DO THIS
Locate each line holding the string "unsigned" and copy it.

Stored entries
○ ○ ○
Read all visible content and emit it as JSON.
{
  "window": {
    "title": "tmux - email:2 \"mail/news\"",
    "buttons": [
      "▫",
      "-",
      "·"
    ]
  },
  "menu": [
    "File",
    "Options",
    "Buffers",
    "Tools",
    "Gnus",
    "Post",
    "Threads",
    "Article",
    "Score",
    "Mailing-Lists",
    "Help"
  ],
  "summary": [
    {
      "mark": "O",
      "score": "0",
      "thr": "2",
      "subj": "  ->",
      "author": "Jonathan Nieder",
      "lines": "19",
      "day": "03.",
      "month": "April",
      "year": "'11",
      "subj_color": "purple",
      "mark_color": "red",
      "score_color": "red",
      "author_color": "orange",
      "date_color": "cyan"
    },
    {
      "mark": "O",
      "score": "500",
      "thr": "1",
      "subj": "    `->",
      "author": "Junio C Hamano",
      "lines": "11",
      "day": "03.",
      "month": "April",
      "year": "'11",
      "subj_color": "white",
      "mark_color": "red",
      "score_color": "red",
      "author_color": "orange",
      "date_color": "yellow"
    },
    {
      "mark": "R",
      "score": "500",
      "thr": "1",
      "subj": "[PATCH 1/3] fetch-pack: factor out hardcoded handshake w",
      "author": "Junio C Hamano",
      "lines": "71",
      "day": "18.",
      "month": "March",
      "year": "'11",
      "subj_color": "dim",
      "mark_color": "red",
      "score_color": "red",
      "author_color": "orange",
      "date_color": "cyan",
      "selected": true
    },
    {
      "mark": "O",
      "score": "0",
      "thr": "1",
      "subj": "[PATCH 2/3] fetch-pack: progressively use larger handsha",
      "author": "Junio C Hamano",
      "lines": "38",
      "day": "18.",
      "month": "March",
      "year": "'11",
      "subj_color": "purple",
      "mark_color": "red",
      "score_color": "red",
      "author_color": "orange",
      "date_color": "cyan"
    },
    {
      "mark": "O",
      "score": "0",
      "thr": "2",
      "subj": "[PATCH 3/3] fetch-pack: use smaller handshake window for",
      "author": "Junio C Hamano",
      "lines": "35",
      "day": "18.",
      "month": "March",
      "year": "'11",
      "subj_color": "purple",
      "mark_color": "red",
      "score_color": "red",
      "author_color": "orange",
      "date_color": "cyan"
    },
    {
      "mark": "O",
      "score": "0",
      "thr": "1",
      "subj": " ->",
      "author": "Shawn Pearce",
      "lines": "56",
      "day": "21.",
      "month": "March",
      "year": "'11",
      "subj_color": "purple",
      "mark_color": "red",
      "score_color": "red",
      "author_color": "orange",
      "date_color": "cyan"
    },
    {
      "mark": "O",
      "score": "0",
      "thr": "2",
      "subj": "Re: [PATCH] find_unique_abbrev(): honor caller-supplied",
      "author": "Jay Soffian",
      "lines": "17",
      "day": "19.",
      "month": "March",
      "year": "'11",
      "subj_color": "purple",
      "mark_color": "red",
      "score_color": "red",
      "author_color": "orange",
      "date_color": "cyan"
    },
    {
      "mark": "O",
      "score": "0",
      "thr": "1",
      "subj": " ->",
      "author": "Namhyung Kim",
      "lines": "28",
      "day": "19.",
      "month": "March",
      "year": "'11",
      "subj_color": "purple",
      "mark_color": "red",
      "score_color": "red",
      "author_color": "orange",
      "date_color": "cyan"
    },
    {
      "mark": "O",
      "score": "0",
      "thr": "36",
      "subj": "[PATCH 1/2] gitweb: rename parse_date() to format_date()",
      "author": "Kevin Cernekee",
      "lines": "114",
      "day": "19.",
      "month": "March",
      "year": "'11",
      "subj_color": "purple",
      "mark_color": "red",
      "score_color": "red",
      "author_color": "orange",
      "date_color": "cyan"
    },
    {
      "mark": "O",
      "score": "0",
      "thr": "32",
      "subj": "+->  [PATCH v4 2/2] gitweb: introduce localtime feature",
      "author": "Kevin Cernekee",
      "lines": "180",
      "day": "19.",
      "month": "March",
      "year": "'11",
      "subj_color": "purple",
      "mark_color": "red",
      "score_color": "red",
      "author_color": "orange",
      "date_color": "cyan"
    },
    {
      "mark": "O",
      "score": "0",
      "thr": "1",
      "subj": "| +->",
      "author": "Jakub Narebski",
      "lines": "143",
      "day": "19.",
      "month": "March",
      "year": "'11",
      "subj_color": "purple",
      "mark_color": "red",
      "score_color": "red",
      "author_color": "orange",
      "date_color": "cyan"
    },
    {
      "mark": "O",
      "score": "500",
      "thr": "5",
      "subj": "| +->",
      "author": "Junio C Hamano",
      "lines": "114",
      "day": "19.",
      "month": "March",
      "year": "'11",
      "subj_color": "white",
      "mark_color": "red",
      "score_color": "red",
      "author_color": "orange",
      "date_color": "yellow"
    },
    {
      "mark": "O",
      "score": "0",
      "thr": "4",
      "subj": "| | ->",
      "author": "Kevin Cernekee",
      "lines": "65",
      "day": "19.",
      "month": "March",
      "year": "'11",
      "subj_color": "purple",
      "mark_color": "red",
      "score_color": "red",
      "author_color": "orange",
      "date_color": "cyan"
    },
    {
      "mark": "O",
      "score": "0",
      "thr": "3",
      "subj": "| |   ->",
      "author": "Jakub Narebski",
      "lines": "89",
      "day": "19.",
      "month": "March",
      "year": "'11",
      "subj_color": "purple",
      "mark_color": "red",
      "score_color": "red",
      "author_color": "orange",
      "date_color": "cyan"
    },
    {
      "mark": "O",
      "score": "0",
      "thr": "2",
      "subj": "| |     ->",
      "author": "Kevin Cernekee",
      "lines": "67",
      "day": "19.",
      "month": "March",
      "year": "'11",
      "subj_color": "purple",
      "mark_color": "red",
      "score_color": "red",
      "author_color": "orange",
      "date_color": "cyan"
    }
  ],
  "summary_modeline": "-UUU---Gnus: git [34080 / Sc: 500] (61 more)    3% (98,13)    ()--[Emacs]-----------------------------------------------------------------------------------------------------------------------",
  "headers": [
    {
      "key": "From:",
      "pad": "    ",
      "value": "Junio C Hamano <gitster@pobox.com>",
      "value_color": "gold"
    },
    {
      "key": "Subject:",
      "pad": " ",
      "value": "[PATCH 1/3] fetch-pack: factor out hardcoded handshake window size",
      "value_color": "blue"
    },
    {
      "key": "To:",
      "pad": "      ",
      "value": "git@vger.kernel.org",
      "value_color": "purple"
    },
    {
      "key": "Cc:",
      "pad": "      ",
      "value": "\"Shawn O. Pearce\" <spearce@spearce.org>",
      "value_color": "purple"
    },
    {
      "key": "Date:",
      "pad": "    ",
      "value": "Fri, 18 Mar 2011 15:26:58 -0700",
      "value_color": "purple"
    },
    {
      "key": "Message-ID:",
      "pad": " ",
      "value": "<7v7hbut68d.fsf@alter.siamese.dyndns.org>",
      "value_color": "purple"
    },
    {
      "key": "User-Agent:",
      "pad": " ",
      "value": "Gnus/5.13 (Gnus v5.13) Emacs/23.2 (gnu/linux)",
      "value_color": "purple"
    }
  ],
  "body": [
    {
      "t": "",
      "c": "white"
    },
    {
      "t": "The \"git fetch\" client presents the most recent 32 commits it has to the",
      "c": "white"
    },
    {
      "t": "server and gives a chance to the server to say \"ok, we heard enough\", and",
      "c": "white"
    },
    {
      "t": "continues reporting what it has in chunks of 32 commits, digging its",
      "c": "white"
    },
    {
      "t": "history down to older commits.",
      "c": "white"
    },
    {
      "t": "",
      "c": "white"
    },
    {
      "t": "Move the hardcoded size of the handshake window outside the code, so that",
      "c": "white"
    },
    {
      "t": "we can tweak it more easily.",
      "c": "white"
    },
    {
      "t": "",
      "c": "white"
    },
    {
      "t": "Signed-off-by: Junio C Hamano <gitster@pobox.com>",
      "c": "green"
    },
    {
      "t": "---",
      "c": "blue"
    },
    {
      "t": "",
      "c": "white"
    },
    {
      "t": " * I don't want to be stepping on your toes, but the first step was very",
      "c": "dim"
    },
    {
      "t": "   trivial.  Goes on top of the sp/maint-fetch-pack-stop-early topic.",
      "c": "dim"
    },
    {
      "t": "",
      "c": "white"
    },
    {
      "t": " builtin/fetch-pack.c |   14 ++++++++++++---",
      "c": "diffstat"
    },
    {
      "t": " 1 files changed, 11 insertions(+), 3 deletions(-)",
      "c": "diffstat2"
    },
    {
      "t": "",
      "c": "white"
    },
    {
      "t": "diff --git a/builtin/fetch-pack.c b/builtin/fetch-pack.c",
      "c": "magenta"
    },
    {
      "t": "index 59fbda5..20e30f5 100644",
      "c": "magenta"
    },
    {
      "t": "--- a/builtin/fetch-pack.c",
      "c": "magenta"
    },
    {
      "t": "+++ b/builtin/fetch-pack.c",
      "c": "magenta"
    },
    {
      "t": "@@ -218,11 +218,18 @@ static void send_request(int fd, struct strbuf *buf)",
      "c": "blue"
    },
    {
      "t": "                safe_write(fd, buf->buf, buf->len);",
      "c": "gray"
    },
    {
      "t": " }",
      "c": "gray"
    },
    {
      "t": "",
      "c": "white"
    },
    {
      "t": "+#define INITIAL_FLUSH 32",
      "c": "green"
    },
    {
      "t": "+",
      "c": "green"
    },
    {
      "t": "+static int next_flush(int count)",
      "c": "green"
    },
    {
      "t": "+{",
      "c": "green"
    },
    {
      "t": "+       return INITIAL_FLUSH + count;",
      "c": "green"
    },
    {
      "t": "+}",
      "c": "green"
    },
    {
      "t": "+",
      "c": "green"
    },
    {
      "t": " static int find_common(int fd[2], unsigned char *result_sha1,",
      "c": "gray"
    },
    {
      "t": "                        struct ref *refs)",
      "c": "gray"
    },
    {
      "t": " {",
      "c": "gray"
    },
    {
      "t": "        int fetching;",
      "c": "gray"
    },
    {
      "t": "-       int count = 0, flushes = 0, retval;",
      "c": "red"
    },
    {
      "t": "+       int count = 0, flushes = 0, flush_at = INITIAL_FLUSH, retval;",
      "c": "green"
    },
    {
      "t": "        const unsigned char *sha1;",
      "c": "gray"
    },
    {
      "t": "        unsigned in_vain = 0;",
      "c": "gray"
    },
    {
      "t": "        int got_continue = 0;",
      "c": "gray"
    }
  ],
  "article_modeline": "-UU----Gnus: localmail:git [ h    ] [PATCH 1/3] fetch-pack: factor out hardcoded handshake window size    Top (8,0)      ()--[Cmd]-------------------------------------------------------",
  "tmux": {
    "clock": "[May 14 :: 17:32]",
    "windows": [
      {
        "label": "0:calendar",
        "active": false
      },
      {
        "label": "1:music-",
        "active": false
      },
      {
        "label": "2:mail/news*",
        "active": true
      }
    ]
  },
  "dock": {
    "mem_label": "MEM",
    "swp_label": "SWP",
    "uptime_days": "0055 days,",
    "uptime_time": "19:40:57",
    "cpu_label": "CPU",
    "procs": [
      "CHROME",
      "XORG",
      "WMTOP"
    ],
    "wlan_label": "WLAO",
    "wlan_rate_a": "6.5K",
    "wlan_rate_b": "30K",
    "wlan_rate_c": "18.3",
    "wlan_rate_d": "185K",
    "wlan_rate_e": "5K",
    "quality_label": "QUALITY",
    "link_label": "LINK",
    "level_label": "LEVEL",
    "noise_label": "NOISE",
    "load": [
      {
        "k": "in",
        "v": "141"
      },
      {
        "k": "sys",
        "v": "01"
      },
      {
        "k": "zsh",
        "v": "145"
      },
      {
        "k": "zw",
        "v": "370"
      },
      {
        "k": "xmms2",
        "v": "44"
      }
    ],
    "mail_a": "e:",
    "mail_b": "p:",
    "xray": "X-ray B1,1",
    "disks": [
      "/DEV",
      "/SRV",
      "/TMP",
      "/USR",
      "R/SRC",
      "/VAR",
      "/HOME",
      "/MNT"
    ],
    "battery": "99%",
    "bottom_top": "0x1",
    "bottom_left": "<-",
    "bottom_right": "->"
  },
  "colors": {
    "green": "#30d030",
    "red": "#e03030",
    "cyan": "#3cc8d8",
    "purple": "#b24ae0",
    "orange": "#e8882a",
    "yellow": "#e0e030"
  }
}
○ ○ ○
SOLUTION TO THIS EXERCISE
      "t": " static int find_common(int fd[2], unsigned char *result_sha1,",
      "t": "        const unsigned char *sha1;",
      "t": "        unsigned in_vain = 0;",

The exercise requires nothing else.